### Input
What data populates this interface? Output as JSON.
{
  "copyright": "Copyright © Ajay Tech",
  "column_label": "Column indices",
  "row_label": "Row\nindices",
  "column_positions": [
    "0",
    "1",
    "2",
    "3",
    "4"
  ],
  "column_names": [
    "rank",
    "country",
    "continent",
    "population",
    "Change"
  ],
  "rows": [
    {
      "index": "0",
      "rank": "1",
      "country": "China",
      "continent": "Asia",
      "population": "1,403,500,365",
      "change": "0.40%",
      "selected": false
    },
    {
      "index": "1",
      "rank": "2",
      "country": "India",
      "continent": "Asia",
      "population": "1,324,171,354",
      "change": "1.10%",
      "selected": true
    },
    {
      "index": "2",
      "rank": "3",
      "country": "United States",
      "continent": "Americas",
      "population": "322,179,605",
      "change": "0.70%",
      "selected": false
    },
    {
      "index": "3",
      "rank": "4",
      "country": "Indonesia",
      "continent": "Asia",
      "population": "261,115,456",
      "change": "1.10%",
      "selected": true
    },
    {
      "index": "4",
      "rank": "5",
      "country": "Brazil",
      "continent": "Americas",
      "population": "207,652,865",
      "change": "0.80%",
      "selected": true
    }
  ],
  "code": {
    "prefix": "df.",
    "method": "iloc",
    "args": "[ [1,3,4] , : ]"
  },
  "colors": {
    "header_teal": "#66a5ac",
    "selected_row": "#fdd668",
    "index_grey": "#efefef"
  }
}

### Set exercise
Pull out every line holding "country" from the records above, and copy it.

### Written answer
    "country",
      "country": "China",
      "country": "India",
      "country": "United States",
      "country": "Indonesia",
      "country": "Brazil",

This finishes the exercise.